Every line from the one bearing "Parse this screenshot: output" through the last line of the entries should be printed exactly, with no other output.

- - -

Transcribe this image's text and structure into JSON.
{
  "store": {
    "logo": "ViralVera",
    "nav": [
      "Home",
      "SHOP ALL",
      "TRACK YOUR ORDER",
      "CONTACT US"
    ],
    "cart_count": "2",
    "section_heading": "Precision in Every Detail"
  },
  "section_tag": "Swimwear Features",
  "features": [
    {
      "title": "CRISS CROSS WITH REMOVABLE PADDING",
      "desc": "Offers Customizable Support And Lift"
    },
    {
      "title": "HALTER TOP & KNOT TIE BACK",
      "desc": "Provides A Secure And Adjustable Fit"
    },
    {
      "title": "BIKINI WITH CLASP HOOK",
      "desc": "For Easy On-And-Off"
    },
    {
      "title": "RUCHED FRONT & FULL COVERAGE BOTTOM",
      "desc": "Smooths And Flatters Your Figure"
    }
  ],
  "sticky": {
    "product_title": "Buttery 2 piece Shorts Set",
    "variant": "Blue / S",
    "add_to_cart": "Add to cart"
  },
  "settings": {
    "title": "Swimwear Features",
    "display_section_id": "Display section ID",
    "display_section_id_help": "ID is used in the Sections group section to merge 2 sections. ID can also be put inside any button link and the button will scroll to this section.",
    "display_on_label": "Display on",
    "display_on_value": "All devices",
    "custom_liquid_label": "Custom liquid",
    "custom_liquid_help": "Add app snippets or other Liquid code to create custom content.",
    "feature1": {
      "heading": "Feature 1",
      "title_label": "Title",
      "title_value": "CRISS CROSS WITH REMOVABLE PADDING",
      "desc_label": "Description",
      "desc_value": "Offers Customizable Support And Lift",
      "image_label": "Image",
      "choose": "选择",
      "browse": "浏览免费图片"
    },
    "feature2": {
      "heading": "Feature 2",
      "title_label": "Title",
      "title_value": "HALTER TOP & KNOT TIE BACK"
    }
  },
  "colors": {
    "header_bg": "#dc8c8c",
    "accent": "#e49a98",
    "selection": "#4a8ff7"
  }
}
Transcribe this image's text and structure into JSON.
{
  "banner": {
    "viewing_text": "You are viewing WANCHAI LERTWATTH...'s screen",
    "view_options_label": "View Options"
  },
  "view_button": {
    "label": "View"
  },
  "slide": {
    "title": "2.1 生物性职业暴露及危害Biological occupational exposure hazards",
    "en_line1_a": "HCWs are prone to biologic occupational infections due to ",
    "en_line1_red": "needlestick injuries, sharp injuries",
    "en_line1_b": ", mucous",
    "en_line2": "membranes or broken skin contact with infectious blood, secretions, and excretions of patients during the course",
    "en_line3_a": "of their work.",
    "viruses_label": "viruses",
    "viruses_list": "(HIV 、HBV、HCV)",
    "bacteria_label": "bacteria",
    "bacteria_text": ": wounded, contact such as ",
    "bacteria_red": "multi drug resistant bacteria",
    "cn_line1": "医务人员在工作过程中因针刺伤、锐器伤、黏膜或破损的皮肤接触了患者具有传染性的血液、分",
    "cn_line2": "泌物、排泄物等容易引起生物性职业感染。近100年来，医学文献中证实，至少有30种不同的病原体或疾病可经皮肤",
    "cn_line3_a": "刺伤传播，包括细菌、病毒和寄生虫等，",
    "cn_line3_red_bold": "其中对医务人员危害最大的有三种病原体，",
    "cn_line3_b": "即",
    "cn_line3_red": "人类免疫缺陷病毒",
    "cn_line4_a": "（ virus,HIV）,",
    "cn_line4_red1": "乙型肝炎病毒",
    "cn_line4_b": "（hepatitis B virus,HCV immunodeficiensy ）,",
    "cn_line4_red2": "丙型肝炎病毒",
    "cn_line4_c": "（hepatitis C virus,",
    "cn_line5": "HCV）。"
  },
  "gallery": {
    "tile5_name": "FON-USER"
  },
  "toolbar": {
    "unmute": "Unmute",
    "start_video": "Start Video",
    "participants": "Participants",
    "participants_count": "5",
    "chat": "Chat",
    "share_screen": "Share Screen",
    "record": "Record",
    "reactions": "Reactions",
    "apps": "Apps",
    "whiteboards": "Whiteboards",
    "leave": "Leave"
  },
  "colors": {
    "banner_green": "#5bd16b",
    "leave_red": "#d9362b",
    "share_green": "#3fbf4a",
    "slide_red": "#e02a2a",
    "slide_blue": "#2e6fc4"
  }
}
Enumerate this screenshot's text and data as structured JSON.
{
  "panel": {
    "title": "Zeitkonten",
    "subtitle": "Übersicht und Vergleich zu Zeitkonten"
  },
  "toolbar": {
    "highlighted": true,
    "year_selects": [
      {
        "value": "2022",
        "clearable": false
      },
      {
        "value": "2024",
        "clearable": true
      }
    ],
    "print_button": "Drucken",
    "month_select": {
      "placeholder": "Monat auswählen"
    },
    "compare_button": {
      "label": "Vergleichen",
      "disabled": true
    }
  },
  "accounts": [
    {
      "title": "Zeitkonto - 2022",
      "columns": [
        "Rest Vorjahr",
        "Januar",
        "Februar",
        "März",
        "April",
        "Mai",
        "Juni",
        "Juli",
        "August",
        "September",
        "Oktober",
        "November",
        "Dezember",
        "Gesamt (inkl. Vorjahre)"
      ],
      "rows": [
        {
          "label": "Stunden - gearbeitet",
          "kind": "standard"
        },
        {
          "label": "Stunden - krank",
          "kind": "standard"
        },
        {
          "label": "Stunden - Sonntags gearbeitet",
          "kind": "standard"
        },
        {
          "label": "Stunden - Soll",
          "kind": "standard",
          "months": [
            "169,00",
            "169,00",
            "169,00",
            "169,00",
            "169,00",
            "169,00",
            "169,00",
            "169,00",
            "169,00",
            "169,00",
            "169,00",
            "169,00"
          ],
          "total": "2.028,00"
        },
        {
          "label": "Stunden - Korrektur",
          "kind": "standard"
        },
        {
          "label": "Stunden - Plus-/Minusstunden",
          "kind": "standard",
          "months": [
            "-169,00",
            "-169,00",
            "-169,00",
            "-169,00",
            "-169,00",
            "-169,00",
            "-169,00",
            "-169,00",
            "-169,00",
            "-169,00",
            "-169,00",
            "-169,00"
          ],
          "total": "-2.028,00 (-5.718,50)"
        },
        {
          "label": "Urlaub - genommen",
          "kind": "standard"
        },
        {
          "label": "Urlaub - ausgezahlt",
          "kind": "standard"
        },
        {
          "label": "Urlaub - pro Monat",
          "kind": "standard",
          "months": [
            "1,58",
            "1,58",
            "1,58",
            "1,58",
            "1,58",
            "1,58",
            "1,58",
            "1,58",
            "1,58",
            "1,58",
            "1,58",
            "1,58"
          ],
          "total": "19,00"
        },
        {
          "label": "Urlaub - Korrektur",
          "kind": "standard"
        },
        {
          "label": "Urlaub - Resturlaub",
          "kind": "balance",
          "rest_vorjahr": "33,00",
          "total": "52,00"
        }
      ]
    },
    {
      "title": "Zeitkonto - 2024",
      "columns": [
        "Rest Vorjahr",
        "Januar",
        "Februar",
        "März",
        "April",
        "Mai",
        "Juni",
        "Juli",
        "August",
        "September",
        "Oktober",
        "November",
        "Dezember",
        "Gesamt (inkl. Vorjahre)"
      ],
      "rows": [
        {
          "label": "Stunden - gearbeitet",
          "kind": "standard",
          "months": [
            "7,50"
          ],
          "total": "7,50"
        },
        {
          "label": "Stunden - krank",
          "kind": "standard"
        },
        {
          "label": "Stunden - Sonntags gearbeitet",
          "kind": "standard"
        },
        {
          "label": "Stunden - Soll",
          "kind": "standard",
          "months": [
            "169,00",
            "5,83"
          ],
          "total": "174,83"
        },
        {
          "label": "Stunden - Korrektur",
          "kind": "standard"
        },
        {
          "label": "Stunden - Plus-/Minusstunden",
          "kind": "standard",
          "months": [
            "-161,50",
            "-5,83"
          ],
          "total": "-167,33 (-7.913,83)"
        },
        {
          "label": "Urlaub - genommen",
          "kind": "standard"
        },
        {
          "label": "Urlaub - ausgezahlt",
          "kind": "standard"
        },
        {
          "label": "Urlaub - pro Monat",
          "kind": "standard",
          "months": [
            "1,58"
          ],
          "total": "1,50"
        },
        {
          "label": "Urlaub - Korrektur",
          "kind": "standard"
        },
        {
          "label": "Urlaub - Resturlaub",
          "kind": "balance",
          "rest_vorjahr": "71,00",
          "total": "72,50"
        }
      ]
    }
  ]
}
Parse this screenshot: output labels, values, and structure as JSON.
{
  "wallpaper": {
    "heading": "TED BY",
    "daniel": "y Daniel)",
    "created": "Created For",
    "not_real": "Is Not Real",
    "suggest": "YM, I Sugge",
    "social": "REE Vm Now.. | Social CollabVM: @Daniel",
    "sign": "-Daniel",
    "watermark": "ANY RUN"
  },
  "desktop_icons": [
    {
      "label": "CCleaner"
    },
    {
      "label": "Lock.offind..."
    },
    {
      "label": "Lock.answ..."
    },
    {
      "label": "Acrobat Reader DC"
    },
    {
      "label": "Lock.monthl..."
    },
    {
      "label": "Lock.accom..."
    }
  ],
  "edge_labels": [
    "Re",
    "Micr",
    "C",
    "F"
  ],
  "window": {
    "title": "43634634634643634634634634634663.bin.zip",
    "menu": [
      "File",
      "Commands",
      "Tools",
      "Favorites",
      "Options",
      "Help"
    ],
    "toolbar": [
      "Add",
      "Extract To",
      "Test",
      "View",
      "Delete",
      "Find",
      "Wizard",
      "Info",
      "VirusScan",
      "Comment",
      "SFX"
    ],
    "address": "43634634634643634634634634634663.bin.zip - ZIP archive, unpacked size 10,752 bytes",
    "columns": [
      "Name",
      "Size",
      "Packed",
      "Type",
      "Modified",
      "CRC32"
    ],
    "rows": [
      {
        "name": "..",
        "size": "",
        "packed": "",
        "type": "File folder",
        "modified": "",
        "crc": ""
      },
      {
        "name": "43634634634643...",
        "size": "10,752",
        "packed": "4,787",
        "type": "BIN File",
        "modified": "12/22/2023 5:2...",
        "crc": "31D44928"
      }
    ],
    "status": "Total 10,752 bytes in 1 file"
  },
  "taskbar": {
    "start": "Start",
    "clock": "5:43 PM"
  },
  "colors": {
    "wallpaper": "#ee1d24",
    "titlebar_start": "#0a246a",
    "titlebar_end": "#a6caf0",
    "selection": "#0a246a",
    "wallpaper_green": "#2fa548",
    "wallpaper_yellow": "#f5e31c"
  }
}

- - -

#### [Reply to the exercise]
Parse this screenshot: output labels, values, and structure as JSON.
{
  "wallpaper": {
    "heading": "TED BY",
    "daniel": "y Daniel)",
    "created": "Created For",
    "not_real": "Is Not Real",
    "suggest": "YM, I Sugge",
    "social": "REE Vm Now.. | Social CollabVM: @Daniel",
    "sign": "-Daniel",
    "watermark": "ANY RUN"
  },
  "desktop_icons": [
    {
      "label": "CCleaner"
    },
    {
      "label": "Lock.offind..."
    },
    {
      "label": "Lock.answ..."
    },
    {
      "label": "Acrobat Reader DC"
    },
    {
      "label": "Lock.monthl..."
    },
    {
      "label": "Lock.accom..."
    }
  ],
  "edge_labels": [
    "Re",
    "Micr",
    "C",
    "F"
  ],
  "window": {
    "title": "43634634634643634634634634634663.bin.zip",
    "menu": [
      "File",
      "Commands",
      "Tools",
      "Favorites",
      "Options",
      "Help"
    ],
    "toolbar": [
      "Add",
      "Extract To",
      "Test",
      "View",
      "Delete",
      "Find",
      "Wizard",
      "Info",
      "VirusScan",
      "Comment",
      "SFX"
    ],
    "address": "43634634634643634634634634634663.bin.zip - ZIP archive, unpacked size 10,752 bytes",
    "columns": [
      "Name",
      "Size",
      "Packed",
      "Type",
      "Modified",
      "CRC32"
    ],
    "rows": [
      {
        "name": "..",
        "size": "",
        "packed": "",
        "type": "File folder",
        "modified": "",
        "crc": ""
      },
      {
        "name": "43634634634643...",
        "size": "10,752",
        "packed": "4,787",
        "type": "BIN File",
        "modified": "12/22/2023 5:2...",
        "crc": "31D44928"
      }
    ],
    "status": "Total 10,752 bytes in 1 file"
  },
  "taskbar": {
    "start": "Start",
    "clock": "5:43 PM"
  },
  "colors": {
    "wallpaper": "#ee1d24",
    "titlebar_start": "#0a246a",
    "titlebar_end": "#a6caf0",
    "selection": "#0a246a",
    "wallpaper_green": "#2fa548",
    "wallpaper_yellow": "#f5e31c"
  }
}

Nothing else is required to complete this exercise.